__Work required__: Could every line of the data be printed exactly as it reads?

Stored records:
· · ·
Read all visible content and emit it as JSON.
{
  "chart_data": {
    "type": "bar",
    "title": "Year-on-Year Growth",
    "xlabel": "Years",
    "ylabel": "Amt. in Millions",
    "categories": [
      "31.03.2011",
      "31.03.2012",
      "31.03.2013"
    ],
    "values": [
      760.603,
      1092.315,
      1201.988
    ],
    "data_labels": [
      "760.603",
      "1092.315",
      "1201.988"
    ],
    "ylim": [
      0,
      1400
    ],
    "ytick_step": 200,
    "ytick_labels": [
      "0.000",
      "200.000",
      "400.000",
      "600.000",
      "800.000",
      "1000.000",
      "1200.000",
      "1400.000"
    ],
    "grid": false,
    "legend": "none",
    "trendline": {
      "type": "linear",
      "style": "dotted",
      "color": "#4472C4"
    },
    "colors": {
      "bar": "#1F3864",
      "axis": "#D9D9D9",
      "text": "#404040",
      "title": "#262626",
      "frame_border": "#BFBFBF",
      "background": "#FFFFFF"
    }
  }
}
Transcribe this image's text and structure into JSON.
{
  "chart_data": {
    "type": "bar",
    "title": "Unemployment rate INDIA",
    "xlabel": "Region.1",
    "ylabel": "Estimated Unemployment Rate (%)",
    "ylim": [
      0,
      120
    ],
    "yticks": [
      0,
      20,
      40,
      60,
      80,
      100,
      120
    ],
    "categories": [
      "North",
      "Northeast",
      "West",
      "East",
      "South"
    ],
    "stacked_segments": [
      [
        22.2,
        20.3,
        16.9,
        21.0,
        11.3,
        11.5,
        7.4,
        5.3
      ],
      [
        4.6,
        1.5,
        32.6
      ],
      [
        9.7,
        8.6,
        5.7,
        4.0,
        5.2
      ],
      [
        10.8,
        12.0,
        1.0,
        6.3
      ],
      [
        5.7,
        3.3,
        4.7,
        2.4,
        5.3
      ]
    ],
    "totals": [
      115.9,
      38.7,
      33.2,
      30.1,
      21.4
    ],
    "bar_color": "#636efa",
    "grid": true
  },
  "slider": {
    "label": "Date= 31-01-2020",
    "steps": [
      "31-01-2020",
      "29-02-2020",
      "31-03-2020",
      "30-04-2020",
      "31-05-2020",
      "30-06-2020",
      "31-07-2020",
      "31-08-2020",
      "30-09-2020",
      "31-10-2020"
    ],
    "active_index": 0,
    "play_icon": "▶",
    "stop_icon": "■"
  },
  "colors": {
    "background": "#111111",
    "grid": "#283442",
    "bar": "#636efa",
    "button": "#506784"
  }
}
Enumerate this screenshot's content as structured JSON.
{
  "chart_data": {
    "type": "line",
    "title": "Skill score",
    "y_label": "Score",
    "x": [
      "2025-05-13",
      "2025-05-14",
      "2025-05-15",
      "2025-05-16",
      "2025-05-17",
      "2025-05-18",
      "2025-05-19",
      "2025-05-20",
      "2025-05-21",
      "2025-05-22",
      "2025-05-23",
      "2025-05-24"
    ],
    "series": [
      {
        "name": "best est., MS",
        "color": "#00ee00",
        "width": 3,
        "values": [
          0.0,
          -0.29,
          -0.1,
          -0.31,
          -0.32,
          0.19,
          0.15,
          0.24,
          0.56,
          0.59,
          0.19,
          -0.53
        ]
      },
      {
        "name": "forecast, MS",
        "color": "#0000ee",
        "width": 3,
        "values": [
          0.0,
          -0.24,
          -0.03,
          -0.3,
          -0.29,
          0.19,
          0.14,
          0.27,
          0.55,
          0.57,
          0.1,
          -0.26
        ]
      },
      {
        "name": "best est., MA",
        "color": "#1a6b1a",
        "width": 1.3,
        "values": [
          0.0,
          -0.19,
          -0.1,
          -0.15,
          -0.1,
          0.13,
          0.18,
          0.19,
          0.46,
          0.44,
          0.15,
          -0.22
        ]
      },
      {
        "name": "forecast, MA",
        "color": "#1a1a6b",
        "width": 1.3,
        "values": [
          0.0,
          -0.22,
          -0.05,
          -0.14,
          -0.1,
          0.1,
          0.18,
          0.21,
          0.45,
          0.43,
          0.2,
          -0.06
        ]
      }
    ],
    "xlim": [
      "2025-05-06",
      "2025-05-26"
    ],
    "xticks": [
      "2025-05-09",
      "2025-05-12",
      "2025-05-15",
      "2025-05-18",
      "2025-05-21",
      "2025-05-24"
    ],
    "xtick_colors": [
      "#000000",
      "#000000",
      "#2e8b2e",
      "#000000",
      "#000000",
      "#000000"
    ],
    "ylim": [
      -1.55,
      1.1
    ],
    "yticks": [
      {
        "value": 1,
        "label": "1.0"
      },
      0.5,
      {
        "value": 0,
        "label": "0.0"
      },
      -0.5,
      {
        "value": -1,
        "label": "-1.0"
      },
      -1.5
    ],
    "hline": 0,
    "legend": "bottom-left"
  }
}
· · ·
__Written answer__:
Read all visible content and emit it as JSON.
{
  "chart_data": {
    "type": "bar",
    "title": "Year-on-Year Growth",
    "xlabel": "Years",
    "ylabel": "Amt. in Millions",
    "categories": [
      "31.03.2011",
      "31.03.2012",
      "31.03.2013"
    ],
    "values": [
      760.603,
      1092.315,
      1201.988
    ],
    "data_labels": [
      "760.603",
      "1092.315",
      "1201.988"
    ],
    "ylim": [
      0,
      1400
    ],
    "ytick_step": 200,
    "ytick_labels": [
      "0.000",
      "200.000",
      "400.000",
      "600.000",
      "800.000",
      "1000.000",
      "1200.000",
      "1400.000"
    ],
    "grid": false,
    "legend": "none",
    "trendline": {
      "type": "linear",
      "style": "dotted",
      "color": "#4472C4"
    },
    "colors": {
      "bar": "#1F3864",
      "axis": "#D9D9D9",
      "text": "#404040",
      "title": "#262626",
      "frame_border": "#BFBFBF",
      "background": "#FFFFFF"
    }
  }
}
Transcribe this image's text and structure into JSON.
{
  "chart_data": {
    "type": "bar",
    "title": "Unemployment rate INDIA",
    "xlabel": "Region.1",
    "ylabel": "Estimated Unemployment Rate (%)",
    "ylim": [
      0,
      120
    ],
    "yticks": [
      0,
      20,
      40,
      60,
      80,
      100,
      120
    ],
    "categories": [
      "North",
      "Northeast",
      "West",
      "East",
      "South"
    ],
    "stacked_segments": [
      [
        22.2,
        20.3,
        16.9,
        21.0,
        11.3,
        11.5,
        7.4,
        5.3
      ],
      [
        4.6,
        1.5,
        32.6
      ],
      [
        9.7,
        8.6,
        5.7,
        4.0,
        5.2
      ],
      [
        10.8,
        12.0,
        1.0,
        6.3
      ],
      [
        5.7,
        3.3,
        4.7,
        2.4,
        5.3
      ]
    ],
    "totals": [
      115.9,
      38.7,
      33.2,
      30.1,
      21.4
    ],
    "bar_color": "#636efa",
    "grid": true
  },
  "slider": {
    "label": "Date= 31-01-2020",
    "steps": [
      "31-01-2020",
      "29-02-2020",
      "31-03-2020",
      "30-04-2020",
      "31-05-2020",
      "30-06-2020",
      "31-07-2020",
      "31-08-2020",
      "30-09-2020",
      "31-10-2020"
    ],
    "active_index": 0,
    "play_icon": "▶",
    "stop_icon": "■"
  },
  "colors": {
    "background": "#111111",
    "grid": "#283442",
    "bar": "#636efa",
    "button": "#506784"
  }
}
Enumerate this screenshot's content as structured JSON.
{
  "chart_data": {
    "type": "line",
    "title": "Skill score",
    "y_label": "Score",
    "x": [
      "2025-05-13",
      "2025-05-14",
      "2025-05-15",
      "2025-05-16",
      "2025-05-17",
      "2025-05-18",
      "2025-05-19",
      "2025-05-20",
      "2025-05-21",
      "2025-05-22",
      "2025-05-23",
      "2025-05-24"
    ],
    "series": [
      {
        "name": "best est., MS",
        "color": "#00ee00",
        "width": 3,
        "values": [
          0.0,
          -0.29,
          -0.1,
          -0.31,
          -0.32,
          0.19,
          0.15,
          0.24,
          0.56,
          0.59,
          0.19,
          -0.53
        ]
      },
      {
        "name": "forecast, MS",
        "color": "#0000ee",
        "width": 3,
        "values": [
          0.0,
          -0.24,
          -0.03,
          -0.3,
          -0.29,
          0.19,
          0.14,
          0.27,
          0.55,
          0.57,
          0.1,
          -0.26
        ]
      },
      {
        "name": "best est., MA",
        "color": "#1a6b1a",
        "width": 1.3,
        "values": [
          0.0,
          -0.19,
          -0.1,
          -0.15,
          -0.1,
          0.13,
          0.18,
          0.19,
          0.46,
          0.44,
          0.15,
          -0.22
        ]
      },
      {
        "name": "forecast, MA",
        "color": "#1a1a6b",
        "width": 1.3,
        "values": [
          0.0,
          -0.22,
          -0.05,
          -0.14,
          -0.1,
          0.1,
          0.18,
          0.21,
          0.45,
          0.43,
          0.2,
          -0.06
        ]
      }
    ],
    "xlim": [
      "2025-05-06",
      "2025-05-26"
    ],
    "xticks": [
      "2025-05-09",
      "2025-05-12",
      "2025-05-15",
      "2025-05-18",
      "2025-05-21",
      "2025-05-24"
    ],
    "xtick_colors": [
      "#000000",
      "#000000",
      "#2e8b2e",
      "#000000",
      "#000000",
      "#000000"
    ],
    "ylim": [
      -1.55,
      1.1
    ],
    "yticks": [
      {
        "value": 1,
        "label": "1.0"
      },
      0.5,
      {
        "value": 0,
        "label": "0.0"
      },
      -0.5,
      {
        "value": -1,
        "label": "-1.0"
      },
      -1.5
    ],
    "hline": 0,
    "legend": "bottom-left"
  }
}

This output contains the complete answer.